======== Data to process ========
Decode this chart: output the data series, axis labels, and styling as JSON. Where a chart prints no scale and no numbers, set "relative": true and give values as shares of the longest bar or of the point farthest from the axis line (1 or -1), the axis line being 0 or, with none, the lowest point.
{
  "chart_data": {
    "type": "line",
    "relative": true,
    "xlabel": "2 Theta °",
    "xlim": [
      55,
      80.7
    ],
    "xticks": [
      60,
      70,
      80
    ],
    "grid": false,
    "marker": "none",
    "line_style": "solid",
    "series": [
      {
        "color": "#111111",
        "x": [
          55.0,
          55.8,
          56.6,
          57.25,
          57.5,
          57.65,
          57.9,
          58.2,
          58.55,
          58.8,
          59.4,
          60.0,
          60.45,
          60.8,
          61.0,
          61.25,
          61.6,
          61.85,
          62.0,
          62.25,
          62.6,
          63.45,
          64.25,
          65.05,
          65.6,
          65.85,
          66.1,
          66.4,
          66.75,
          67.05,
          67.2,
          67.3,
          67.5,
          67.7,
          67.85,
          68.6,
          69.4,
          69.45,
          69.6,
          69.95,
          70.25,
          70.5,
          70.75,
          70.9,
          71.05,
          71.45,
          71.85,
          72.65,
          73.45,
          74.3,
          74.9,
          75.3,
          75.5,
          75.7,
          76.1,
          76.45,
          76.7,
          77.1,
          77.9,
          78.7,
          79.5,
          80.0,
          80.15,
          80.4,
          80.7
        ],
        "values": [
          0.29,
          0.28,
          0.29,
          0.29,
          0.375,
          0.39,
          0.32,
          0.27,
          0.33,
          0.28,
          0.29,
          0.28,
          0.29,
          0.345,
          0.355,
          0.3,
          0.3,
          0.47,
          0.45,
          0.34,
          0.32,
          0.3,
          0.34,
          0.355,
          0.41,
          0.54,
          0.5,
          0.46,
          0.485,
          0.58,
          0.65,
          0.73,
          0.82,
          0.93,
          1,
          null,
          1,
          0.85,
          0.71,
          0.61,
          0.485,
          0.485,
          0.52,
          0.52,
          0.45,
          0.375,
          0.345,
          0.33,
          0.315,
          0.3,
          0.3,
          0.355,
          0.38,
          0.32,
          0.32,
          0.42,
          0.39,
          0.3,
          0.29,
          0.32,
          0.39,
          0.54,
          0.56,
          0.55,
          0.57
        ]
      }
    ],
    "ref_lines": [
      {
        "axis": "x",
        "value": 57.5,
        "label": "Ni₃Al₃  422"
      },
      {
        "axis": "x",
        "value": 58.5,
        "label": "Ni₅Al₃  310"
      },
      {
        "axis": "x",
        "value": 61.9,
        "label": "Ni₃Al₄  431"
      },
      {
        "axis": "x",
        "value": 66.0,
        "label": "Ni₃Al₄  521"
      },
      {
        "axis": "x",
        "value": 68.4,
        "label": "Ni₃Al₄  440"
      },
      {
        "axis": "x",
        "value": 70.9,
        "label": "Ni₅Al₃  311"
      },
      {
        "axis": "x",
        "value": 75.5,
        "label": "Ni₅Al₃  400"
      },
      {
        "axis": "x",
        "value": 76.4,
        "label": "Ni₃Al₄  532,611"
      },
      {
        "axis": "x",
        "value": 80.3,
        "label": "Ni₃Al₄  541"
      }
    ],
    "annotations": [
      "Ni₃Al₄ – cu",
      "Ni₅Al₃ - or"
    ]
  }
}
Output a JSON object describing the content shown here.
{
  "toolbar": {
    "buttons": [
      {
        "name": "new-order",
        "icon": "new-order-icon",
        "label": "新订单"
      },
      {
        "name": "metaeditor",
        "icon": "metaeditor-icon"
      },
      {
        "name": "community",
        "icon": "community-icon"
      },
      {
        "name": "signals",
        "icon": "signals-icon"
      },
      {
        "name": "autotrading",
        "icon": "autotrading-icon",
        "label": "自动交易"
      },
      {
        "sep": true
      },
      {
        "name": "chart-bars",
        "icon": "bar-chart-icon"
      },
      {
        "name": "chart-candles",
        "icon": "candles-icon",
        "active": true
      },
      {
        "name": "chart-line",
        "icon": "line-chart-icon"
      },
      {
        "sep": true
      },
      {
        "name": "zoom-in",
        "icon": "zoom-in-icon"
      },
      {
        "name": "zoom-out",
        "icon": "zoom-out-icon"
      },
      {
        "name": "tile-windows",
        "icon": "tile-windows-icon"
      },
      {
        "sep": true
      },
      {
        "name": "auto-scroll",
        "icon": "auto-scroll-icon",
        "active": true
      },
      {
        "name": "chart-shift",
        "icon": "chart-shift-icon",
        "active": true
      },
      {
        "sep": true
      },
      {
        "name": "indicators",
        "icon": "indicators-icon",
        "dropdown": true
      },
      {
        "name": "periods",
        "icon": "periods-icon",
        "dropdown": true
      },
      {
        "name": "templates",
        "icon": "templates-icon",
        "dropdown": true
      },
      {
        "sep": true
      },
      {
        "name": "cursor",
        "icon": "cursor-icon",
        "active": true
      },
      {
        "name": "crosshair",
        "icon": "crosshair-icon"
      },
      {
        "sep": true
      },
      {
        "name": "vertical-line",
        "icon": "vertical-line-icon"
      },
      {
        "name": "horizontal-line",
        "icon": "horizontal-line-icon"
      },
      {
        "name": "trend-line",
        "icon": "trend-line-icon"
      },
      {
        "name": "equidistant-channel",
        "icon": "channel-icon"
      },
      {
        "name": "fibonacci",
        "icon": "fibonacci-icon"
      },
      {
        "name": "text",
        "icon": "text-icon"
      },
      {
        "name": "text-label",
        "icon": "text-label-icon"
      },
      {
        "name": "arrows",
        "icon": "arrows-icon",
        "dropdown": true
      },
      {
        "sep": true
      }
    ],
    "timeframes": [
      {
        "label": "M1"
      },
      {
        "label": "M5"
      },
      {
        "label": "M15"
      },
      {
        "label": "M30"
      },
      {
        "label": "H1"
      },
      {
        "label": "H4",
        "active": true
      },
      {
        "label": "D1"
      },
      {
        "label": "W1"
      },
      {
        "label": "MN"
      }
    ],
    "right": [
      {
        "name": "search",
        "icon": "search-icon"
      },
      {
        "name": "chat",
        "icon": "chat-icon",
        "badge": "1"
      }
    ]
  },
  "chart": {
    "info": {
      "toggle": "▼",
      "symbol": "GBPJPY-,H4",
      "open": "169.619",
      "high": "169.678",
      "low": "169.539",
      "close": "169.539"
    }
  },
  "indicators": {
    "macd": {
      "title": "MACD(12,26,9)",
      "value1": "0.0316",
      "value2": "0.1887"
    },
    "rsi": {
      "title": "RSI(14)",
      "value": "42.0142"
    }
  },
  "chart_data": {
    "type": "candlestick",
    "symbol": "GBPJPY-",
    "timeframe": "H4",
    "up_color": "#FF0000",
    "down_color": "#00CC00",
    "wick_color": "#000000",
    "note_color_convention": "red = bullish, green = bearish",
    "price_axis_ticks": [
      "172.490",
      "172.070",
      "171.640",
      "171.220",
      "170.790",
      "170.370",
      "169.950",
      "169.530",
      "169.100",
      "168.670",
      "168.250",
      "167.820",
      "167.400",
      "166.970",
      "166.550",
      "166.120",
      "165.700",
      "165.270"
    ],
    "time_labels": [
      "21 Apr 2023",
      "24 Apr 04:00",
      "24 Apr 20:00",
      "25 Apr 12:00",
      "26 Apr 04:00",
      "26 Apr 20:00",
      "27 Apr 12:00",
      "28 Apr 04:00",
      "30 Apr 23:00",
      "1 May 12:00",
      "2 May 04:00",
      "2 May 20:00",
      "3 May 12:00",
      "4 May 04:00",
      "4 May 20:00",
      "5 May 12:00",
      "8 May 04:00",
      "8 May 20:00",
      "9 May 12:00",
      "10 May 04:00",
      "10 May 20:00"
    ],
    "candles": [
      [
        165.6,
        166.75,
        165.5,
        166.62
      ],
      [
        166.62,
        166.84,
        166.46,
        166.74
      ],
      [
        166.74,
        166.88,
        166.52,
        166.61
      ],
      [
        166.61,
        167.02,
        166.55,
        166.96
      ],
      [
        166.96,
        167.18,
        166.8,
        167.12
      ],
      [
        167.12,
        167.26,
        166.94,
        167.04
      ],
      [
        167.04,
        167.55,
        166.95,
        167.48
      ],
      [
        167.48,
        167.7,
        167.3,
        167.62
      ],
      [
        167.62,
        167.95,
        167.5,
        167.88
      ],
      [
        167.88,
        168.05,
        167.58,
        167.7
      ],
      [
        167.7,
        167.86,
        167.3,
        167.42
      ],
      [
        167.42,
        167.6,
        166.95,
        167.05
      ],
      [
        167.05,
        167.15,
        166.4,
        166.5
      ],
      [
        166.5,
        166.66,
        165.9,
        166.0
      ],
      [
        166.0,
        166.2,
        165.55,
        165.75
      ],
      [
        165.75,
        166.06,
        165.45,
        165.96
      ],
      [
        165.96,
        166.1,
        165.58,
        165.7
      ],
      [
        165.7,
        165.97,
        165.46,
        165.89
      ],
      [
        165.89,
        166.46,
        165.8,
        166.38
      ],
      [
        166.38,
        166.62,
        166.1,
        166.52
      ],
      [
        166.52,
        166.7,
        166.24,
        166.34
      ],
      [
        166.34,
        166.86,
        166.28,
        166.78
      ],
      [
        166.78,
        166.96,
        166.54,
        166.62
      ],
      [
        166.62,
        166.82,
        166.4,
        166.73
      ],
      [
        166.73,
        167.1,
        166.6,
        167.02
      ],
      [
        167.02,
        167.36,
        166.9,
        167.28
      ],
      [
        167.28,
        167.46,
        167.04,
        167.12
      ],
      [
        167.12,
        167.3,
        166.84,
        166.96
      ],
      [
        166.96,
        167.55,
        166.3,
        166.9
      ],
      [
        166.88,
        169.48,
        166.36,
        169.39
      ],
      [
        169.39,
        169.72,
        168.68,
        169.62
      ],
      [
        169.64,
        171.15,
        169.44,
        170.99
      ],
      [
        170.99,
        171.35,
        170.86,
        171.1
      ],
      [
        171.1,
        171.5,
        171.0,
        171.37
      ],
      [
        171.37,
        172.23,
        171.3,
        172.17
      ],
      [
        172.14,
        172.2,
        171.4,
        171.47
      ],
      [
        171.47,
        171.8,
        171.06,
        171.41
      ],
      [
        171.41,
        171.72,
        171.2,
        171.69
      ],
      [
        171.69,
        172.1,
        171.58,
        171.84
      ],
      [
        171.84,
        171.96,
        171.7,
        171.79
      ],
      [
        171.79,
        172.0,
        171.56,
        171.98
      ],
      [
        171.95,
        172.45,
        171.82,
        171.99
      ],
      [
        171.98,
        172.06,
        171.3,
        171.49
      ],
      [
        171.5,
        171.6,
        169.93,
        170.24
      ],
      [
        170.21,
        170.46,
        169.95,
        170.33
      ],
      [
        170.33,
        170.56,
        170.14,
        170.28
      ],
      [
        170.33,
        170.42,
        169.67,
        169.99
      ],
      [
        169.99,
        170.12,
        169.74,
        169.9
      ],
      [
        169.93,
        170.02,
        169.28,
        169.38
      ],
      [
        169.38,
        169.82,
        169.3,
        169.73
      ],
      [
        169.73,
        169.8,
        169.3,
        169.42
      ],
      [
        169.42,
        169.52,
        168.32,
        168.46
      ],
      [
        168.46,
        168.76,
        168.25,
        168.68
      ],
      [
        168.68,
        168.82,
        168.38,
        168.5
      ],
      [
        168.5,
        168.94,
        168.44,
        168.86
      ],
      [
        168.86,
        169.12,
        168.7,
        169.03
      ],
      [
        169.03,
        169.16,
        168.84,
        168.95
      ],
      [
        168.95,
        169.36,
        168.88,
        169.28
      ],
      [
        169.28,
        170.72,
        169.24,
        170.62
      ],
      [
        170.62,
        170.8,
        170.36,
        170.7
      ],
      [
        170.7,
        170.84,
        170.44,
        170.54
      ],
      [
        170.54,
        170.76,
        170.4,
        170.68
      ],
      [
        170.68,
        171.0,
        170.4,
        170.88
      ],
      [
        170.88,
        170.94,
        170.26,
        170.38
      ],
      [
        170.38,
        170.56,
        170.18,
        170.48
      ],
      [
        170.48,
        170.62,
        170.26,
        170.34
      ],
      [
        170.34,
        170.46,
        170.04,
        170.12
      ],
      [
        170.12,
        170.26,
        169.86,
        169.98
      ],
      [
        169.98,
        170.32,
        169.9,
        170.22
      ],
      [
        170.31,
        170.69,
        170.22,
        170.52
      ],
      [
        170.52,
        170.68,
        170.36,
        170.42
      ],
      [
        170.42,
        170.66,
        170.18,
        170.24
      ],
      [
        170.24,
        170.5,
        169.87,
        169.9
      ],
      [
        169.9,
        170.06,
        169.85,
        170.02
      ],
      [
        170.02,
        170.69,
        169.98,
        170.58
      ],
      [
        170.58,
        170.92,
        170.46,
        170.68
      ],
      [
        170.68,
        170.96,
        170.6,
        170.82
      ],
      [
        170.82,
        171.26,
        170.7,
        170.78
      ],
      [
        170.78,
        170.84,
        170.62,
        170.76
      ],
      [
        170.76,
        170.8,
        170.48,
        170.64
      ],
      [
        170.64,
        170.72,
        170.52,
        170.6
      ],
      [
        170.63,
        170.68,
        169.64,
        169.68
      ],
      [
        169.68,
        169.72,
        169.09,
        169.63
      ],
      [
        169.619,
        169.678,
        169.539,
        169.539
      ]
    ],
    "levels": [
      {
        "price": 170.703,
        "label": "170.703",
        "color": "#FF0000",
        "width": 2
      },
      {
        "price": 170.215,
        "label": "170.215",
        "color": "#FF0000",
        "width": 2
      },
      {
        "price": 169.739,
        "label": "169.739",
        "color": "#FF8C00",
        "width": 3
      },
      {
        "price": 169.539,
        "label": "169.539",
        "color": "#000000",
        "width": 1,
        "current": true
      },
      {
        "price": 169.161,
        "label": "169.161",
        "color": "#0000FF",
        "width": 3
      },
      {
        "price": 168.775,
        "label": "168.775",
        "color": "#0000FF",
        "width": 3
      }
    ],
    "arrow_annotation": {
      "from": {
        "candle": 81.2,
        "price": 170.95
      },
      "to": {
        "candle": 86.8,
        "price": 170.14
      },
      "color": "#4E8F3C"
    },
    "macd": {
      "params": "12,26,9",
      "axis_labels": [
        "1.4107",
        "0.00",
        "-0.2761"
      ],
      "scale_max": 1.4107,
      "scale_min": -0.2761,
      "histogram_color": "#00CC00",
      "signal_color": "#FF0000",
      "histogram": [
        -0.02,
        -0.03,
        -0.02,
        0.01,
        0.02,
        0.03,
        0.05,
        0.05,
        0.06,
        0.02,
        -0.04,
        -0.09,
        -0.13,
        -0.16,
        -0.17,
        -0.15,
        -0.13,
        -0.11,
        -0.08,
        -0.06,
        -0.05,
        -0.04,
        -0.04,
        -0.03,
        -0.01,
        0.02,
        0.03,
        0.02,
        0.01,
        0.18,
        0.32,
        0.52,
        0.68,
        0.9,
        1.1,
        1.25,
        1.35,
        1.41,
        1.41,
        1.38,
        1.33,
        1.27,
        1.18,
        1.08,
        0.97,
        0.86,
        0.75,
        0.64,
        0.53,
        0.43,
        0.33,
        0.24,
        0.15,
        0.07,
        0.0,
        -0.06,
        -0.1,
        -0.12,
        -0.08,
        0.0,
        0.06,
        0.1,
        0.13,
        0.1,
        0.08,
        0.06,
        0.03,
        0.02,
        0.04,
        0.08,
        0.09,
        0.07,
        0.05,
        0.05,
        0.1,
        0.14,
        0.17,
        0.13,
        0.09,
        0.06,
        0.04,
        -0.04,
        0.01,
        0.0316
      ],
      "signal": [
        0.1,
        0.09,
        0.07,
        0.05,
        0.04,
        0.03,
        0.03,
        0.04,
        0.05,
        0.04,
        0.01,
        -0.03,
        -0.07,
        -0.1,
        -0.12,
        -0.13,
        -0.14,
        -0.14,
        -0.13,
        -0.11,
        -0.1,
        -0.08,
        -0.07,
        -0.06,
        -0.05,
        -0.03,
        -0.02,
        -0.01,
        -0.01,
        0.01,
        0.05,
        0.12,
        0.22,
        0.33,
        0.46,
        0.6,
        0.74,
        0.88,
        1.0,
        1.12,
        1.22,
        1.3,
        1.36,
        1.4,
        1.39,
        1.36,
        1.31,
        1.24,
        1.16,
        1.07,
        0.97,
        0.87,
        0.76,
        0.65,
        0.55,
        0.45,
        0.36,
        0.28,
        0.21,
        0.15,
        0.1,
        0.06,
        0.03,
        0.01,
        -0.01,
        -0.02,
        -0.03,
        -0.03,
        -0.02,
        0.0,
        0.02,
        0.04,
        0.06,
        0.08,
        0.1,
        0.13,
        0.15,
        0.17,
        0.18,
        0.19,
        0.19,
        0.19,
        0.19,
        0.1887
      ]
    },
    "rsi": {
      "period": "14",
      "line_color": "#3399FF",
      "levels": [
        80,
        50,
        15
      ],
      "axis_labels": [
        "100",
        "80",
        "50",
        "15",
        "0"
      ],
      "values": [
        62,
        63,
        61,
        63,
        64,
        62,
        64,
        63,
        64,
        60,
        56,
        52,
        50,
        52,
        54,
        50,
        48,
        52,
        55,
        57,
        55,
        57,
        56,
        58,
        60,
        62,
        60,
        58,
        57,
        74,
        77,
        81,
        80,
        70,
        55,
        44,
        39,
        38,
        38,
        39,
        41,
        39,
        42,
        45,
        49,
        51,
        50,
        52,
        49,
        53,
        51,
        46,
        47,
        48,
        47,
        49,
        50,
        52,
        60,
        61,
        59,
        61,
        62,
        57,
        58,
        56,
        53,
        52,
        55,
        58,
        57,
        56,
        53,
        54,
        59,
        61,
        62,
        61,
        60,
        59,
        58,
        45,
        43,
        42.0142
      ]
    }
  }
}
========
Your task
Where a line above includes "Ni₃Al₄", copy that line.

Task output
        "label": "Ni₃Al₄  431"
        "label": "Ni₃Al₄  521"
        "label": "Ni₃Al₄  440"
        "label": "Ni₃Al₄  532,611"
        "label": "Ni₃Al₄  541"
      "Ni₃Al₄ – cu",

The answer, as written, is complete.